Set task
Each entry below is to be given again word for word, with no pictures.

Data listing:

■ ■ ■ ■ ■

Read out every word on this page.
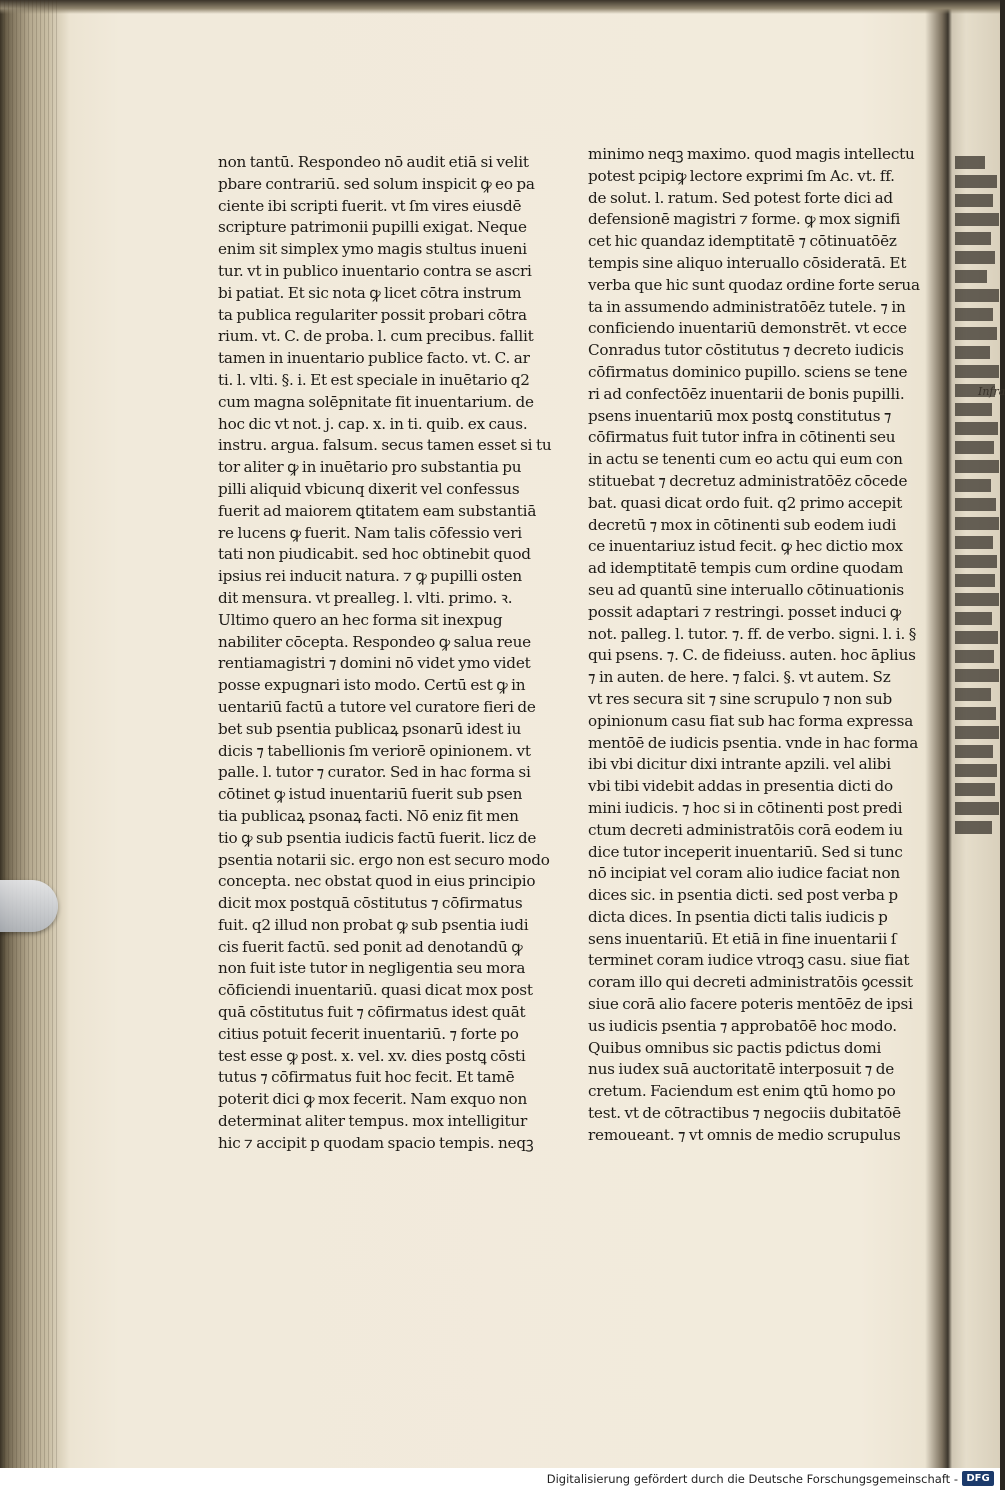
non tantū. Respondeo nō audit etiā si velit
pbare contrariū. sed solum inspicit ꝙ eo pa
ciente ibi scripti fuerit. vt ſm vires eiusdē
scripture patrimonii pupilli exigat. Neque
enim sit simplex ymo magis stultus inueni
tur. vt in publico inuentario contra se ascri
bi patiat. Et sic nota ꝙ licet cōtra instrum
ta publica regulariter possit probari cōtra
rium. vt. C. de proba. l. cum precibus. fallit
tamen in inuentario publice facto. vt. C. ar
ti. l. vlti. §. i. Et est speciale in inuētario q2
cum magna solēpnitate fit inuentarium. de
hoc dic vt not. j. cap. x. in ti. quib. ex caus.
instru. argua. falsum. secus tamen esset si tu
tor aliter ꝙ in inuētario pro substantia pu
pilli aliquid vbicunq dixerit vel confessus
fuerit ad maiorem ꝗtitatem eam substantiā
re lucens ꝙ fuerit. Nam talis cōfessio veri
tati non piudicabit. sed hoc obtinebit quod
ipsius rei inducit natura. ⁊ ꝙ pupilli osten
dit mensura. vt prealleg. l. vlti. primo. ꝛ.
Ultimo quero an hec forma sit inexpug
nabiliter cōcepta. Respondeo ꝙ salua reue
rentiamagistri ⁊ domini nō videt ymo videt
posse expugnari isto modo. Certū est ꝙ in
uentariū factū a tutore vel curatore fieri de
bet sub psentia publicaꝝ psonarū idest iu
dicis ⁊ tabellionis ſm veriorē opinionem. vt
palle. l. tutor ⁊ curator. Sed in hac forma si
cōtinet ꝙ istud inuentariū fuerit sub psen
tia publicaꝝ psonaꝝ facti. Nō eniz fit men
tio ꝙ sub psentia iudicis factū fuerit. licz de
psentia notarii sic. ergo non est securo modo
concepta. nec obstat quod in eius principio
dicit mox postquā cōstitutus ⁊ cōfirmatus
fuit. q2 illud non probat ꝙ sub psentia iudi
cis fuerit factū. sed ponit ad denotandū ꝙ
non fuit iste tutor in negligentia seu mora
cōficiendi inuentariū. quasi dicat mox post
quā cōstitutus fuit ⁊ cōfirmatus idest quāt
citius potuit fecerit inuentariū. ⁊ forte po
test esse ꝙ post. x. vel. xv. dies postꝗ cōsti
tutus ⁊ cōfirmatus fuit hoc fecit. Et tamē
poterit dici ꝙ mox fecerit. Nam exquo non
determinat aliter tempus. mox intelligitur
hic ⁊ accipit p quodam spacio tempis. neqꝫ
minimo neqꝫ maximo. quod magis intellectu
potest pcipiꝙ lectore exprimi ſm Ac. vt. ff.
de solut. l. ratum. Sed potest forte dici ad
defensionē magistri ⁊ forme. ꝙ mox signifi
cet hic quandaz idemptitatē ⁊ cōtinuatōēz
tempis sine aliquo interuallo cōsideratā. Et
verba que hic sunt quodaz ordine forte serua
ta in assumendo administratōēz tutele. ⁊ in
conficiendo inuentariū demonstrēt. vt ecce
Conradus tutor cōstitutus ⁊ decreto iudicis
cōfirmatus dominico pupillo. sciens se tene
ri ad confectōēz inuentarii de bonis pupilli.
psens inuentariū mox postꝗ constitutus ⁊
cōfirmatus fuit tutor infra in cōtinenti seu
in actu se tenenti cum eo actu qui eum con
stituebat ⁊ decretuz administratōēz cōcede
bat. quasi dicat ordo fuit. q2 primo accepit
decretū ⁊ mox in cōtinenti sub eodem iudi
ce inuentariuz istud fecit. ꝙ hec dictio mox
ad idemptitatē tempis cum ordine quodam
seu ad quantū sine interuallo cōtinuationis
possit adaptari ⁊ restringi. posset induci ꝙ
not. palleg. l. tutor. ⁊. ff. de verbo. signi. l. i. §
qui psens. ⁊. C. de fideiuss. auten. hoc āplius
⁊ in auten. de here. ⁊ falci. §. vt autem. Sz
vt res secura sit ⁊ sine scrupulo ⁊ non sub
opinionum casu fiat sub hac forma expressa
mentōē de iudicis psentia. vnde in hac forma
ibi vbi dicitur dixi intrante apzili. vel alibi
vbi tibi videbit addas in presentia dicti do
mini iudicis. ⁊ hoc si in cōtinenti post predi
ctum decreti administratōis corā eodem iu
dice tutor inceperit inuentariū. Sed si tunc
nō incipiat vel coram alio iudice faciat non
dices sic. in psentia dicti. sed post verba p
dicta dices. In psentia dicti talis iudicis p
sens inuentariū. Et etiā in fine inuentarii ſ
terminet coram iudice vtroqꝫ casu. siue fiat
coram illo qui decreti administratōis ꝯcessit
siue corā alio facere poteris mentōēz de ipsi
us iudicis psentia ⁊ approbatōē hoc modo.
Quibus omnibus sic pactis pdictus domi
nus iudex suā auctoritatē interposuit ⁊ de
cretum. Faciendum est enim ꝗtū homo po
test. vt de cōtractibus ⁊ negociis dubitatōē
remoueant. ⁊ vt omnis de medio scrupulus
Infra
Digitalisierung gefördert durch die Deutsche Forschungsgemeinschaft - DFG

■ ■ ■ ■ ■

Exercise response
Read out every word on this page.
non tantū. Respondeo nō audit etiā si velit
pbare contrariū. sed solum inspicit ꝙ eo pa
ciente ibi scripti fuerit. vt ſm vires eiusdē
scripture patrimonii pupilli exigat. Neque
enim sit simplex ymo magis stultus inueni
tur. vt in publico inuentario contra se ascri
bi patiat. Et sic nota ꝙ licet cōtra instrum
ta publica regulariter possit probari cōtra
rium. vt. C. de proba. l. cum precibus. fallit
tamen in inuentario publice facto. vt. C. ar
ti. l. vlti. §. i. Et est speciale in inuētario q2
cum magna solēpnitate fit inuentarium. de
hoc dic vt not. j. cap. x. in ti. quib. ex caus.
instru. argua. falsum. secus tamen esset si tu
tor aliter ꝙ in inuētario pro substantia pu
pilli aliquid vbicunq dixerit vel confessus
fuerit ad maiorem ꝗtitatem eam substantiā
re lucens ꝙ fuerit. Nam talis cōfessio veri
tati non piudicabit. sed hoc obtinebit quod
ipsius rei inducit natura. ⁊ ꝙ pupilli osten
dit mensura. vt prealleg. l. vlti. primo. ꝛ.
Ultimo quero an hec forma sit inexpug
nabiliter cōcepta. Respondeo ꝙ salua reue
rentiamagistri ⁊ domini nō videt ymo videt
posse expugnari isto modo. Certū est ꝙ in
uentariū factū a tutore vel curatore fieri de
bet sub psentia publicaꝝ psonarū idest iu
dicis ⁊ tabellionis ſm veriorē opinionem. vt
palle. l. tutor ⁊ curator. Sed in hac forma si
cōtinet ꝙ istud inuentariū fuerit sub psen
tia publicaꝝ psonaꝝ facti. Nō eniz fit men
tio ꝙ sub psentia iudicis factū fuerit. licz de
psentia notarii sic. ergo non est securo modo
concepta. nec obstat quod in eius principio
dicit mox postquā cōstitutus ⁊ cōfirmatus
fuit. q2 illud non probat ꝙ sub psentia iudi
cis fuerit factū. sed ponit ad denotandū ꝙ
non fuit iste tutor in negligentia seu mora
cōficiendi inuentariū. quasi dicat mox post
quā cōstitutus fuit ⁊ cōfirmatus idest quāt
citius potuit fecerit inuentariū. ⁊ forte po
test esse ꝙ post. x. vel. xv. dies postꝗ cōsti
tutus ⁊ cōfirmatus fuit hoc fecit. Et tamē
poterit dici ꝙ mox fecerit. Nam exquo non
determinat aliter tempus. mox intelligitur
hic ⁊ accipit p quodam spacio tempis. neqꝫ
minimo neqꝫ maximo. quod magis intellectu
potest pcipiꝙ lectore exprimi ſm Ac. vt. ff.
de solut. l. ratum. Sed potest forte dici ad
defensionē magistri ⁊ forme. ꝙ mox signifi
cet hic quandaz idemptitatē ⁊ cōtinuatōēz
tempis sine aliquo interuallo cōsideratā. Et
verba que hic sunt quodaz ordine forte serua
ta in assumendo administratōēz tutele. ⁊ in
conficiendo inuentariū demonstrēt. vt ecce
Conradus tutor cōstitutus ⁊ decreto iudicis
cōfirmatus dominico pupillo. sciens se tene
ri ad confectōēz inuentarii de bonis pupilli.
psens inuentariū mox postꝗ constitutus ⁊
cōfirmatus fuit tutor infra in cōtinenti seu
in actu se tenenti cum eo actu qui eum con
stituebat ⁊ decretuz administratōēz cōcede
bat. quasi dicat ordo fuit. q2 primo accepit
decretū ⁊ mox in cōtinenti sub eodem iudi
ce inuentariuz istud fecit. ꝙ hec dictio mox
ad idemptitatē tempis cum ordine quodam
seu ad quantū sine interuallo cōtinuationis
possit adaptari ⁊ restringi. posset induci ꝙ
not. palleg. l. tutor. ⁊. ff. de verbo. signi. l. i. §
qui psens. ⁊. C. de fideiuss. auten. hoc āplius
⁊ in auten. de here. ⁊ falci. §. vt autem. Sz
vt res secura sit ⁊ sine scrupulo ⁊ non sub
opinionum casu fiat sub hac forma expressa
mentōē de iudicis psentia. vnde in hac forma
ibi vbi dicitur dixi intrante apzili. vel alibi
vbi tibi videbit addas in presentia dicti do
mini iudicis. ⁊ hoc si in cōtinenti post predi
ctum decreti administratōis corā eodem iu
dice tutor inceperit inuentariū. Sed si tunc
nō incipiat vel coram alio iudice faciat non
dices sic. in psentia dicti. sed post verba p
dicta dices. In psentia dicti talis iudicis p
sens inuentariū. Et etiā in fine inuentarii ſ
terminet coram iudice vtroqꝫ casu. siue fiat
coram illo qui decreti administratōis ꝯcessit
siue corā alio facere poteris mentōēz de ipsi
us iudicis psentia ⁊ approbatōē hoc modo.
Quibus omnibus sic pactis pdictus domi
nus iudex suā auctoritatē interposuit ⁊ de
cretum. Faciendum est enim ꝗtū homo po
test. vt de cōtractibus ⁊ negociis dubitatōē
remoueant. ⁊ vt omnis de medio scrupulus
Infra
Digitalisierung gefördert durch die Deutsche Forschungsgemeinschaft - DFG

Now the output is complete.